Raw records:
-*-*-

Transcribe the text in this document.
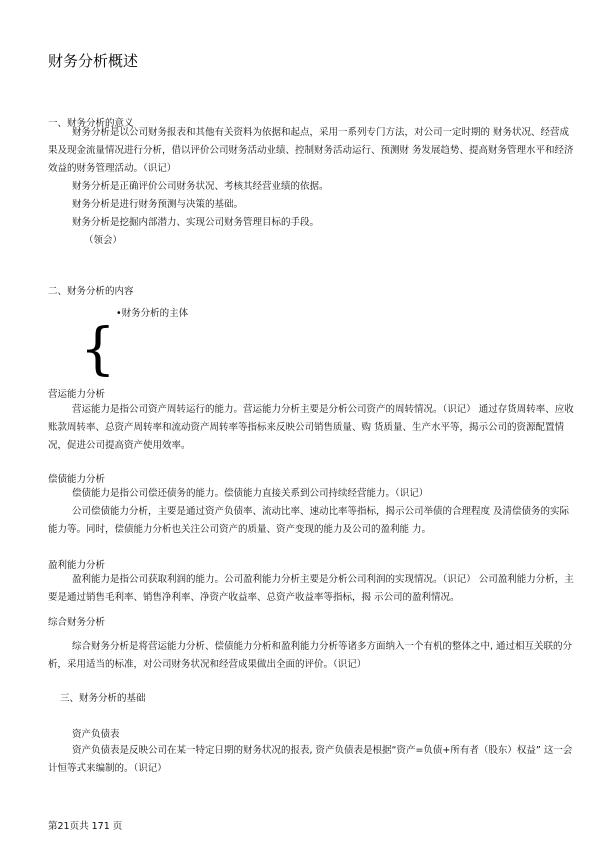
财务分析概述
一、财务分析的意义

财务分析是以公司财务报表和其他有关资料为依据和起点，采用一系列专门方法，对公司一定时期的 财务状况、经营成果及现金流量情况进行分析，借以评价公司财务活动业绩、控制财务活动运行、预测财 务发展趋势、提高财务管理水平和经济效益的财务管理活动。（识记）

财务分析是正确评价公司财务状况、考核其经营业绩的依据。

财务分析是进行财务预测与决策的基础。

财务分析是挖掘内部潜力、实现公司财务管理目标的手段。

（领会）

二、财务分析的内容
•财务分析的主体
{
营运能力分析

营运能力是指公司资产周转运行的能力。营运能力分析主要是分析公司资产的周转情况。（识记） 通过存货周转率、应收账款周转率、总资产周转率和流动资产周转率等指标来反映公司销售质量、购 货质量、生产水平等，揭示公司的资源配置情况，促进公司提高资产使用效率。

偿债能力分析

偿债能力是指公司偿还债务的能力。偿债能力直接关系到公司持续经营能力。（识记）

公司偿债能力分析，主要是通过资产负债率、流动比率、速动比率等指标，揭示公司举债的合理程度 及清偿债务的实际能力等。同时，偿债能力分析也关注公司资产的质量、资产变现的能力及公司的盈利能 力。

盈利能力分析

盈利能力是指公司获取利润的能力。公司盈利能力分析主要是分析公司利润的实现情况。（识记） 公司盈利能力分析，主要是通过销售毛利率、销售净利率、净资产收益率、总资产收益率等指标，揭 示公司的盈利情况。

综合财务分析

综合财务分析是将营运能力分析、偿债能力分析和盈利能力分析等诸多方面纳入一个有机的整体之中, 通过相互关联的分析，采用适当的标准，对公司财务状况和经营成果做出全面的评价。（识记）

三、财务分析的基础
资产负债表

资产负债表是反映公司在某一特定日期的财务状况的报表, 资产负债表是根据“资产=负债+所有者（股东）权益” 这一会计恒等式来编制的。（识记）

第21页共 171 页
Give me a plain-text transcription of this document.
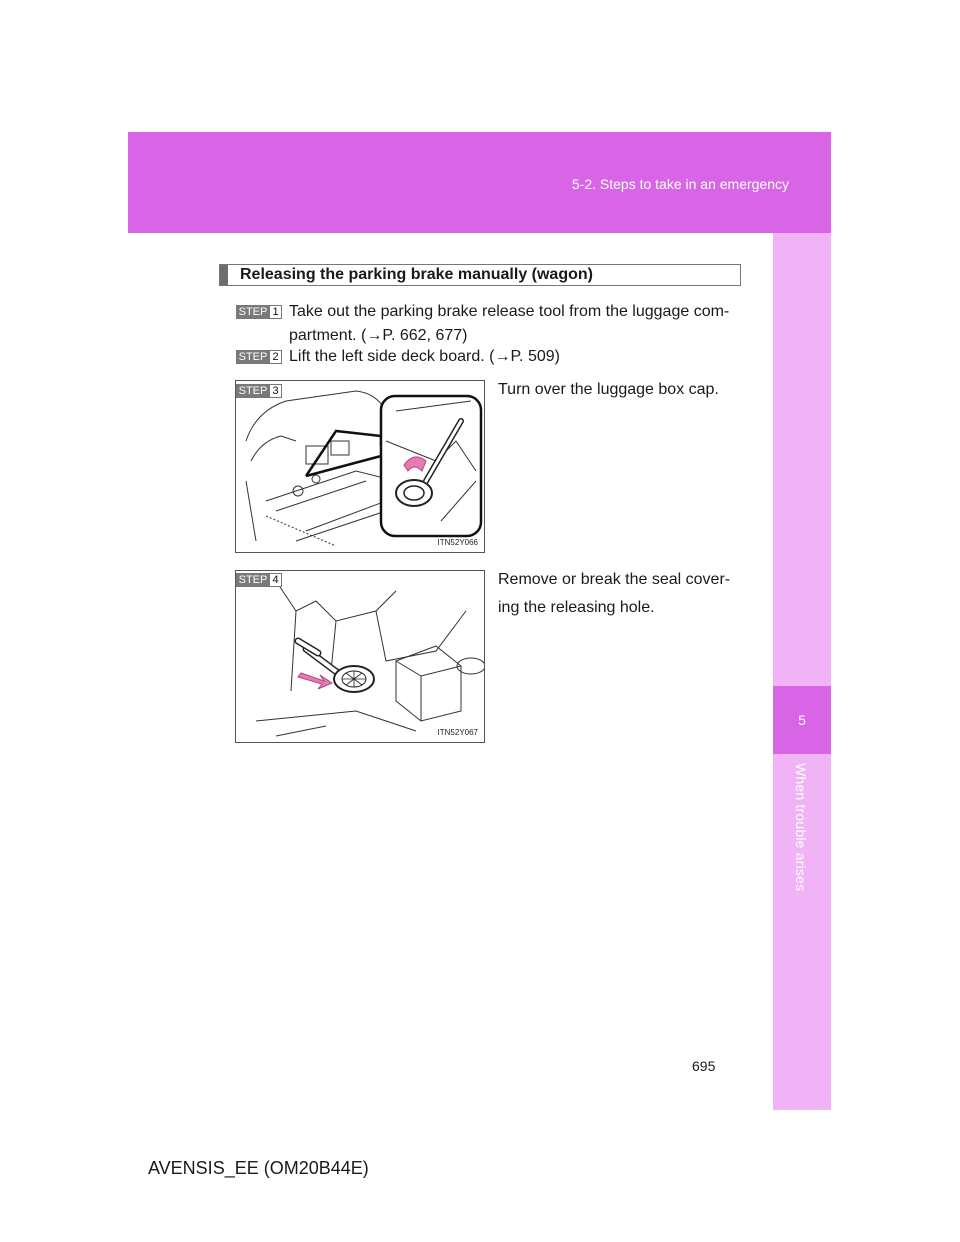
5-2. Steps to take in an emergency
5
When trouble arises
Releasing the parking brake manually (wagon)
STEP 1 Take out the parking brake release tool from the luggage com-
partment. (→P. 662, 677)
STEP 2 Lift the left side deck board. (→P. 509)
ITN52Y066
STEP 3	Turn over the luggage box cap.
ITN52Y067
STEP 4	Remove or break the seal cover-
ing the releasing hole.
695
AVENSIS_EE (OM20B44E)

-*-*-

Exercise aim: Reproduce the full listing above verbatim, with no pictures included.

Task response:
Transcribe the text in this document.
财务分析概述
一、财务分析的意义

财务分析是以公司财务报表和其他有关资料为依据和起点，采用一系列专门方法，对公司一定时期的 财务状况、经营成果及现金流量情况进行分析，借以评价公司财务活动业绩、控制财务活动运行、预测财 务发展趋势、提高财务管理水平和经济效益的财务管理活动。（识记）

财务分析是正确评价公司财务状况、考核其经营业绩的依据。

财务分析是进行财务预测与决策的基础。

财务分析是挖掘内部潜力、实现公司财务管理目标的手段。

（领会）

二、财务分析的内容
•财务分析的主体
{
营运能力分析

营运能力是指公司资产周转运行的能力。营运能力分析主要是分析公司资产的周转情况。（识记） 通过存货周转率、应收账款周转率、总资产周转率和流动资产周转率等指标来反映公司销售质量、购 货质量、生产水平等，揭示公司的资源配置情况，促进公司提高资产使用效率。

偿债能力分析

偿债能力是指公司偿还债务的能力。偿债能力直接关系到公司持续经营能力。（识记）

公司偿债能力分析，主要是通过资产负债率、流动比率、速动比率等指标，揭示公司举债的合理程度 及清偿债务的实际能力等。同时，偿债能力分析也关注公司资产的质量、资产变现的能力及公司的盈利能 力。

盈利能力分析

盈利能力是指公司获取利润的能力。公司盈利能力分析主要是分析公司利润的实现情况。（识记） 公司盈利能力分析，主要是通过销售毛利率、销售净利率、净资产收益率、总资产收益率等指标，揭 示公司的盈利情况。

综合财务分析

综合财务分析是将营运能力分析、偿债能力分析和盈利能力分析等诸多方面纳入一个有机的整体之中, 通过相互关联的分析，采用适当的标准，对公司财务状况和经营成果做出全面的评价。（识记）

三、财务分析的基础
资产负债表

资产负债表是反映公司在某一特定日期的财务状况的报表, 资产负债表是根据“资产=负债+所有者（股东）权益” 这一会计恒等式来编制的。（识记）

第21页共 171 页
Give me a plain-text transcription of this document.
5-2. Steps to take in an emergency
5
When trouble arises
Releasing the parking brake manually (wagon)
STEP 1 Take out the parking brake release tool from the luggage com-
partment. (→P. 662, 677)
STEP 2 Lift the left side deck board. (→P. 509)
ITN52Y066
STEP 3	Turn over the luggage box cap.
ITN52Y067
STEP 4	Remove or break the seal cover-
ing the releasing hole.
695
AVENSIS_EE (OM20B44E)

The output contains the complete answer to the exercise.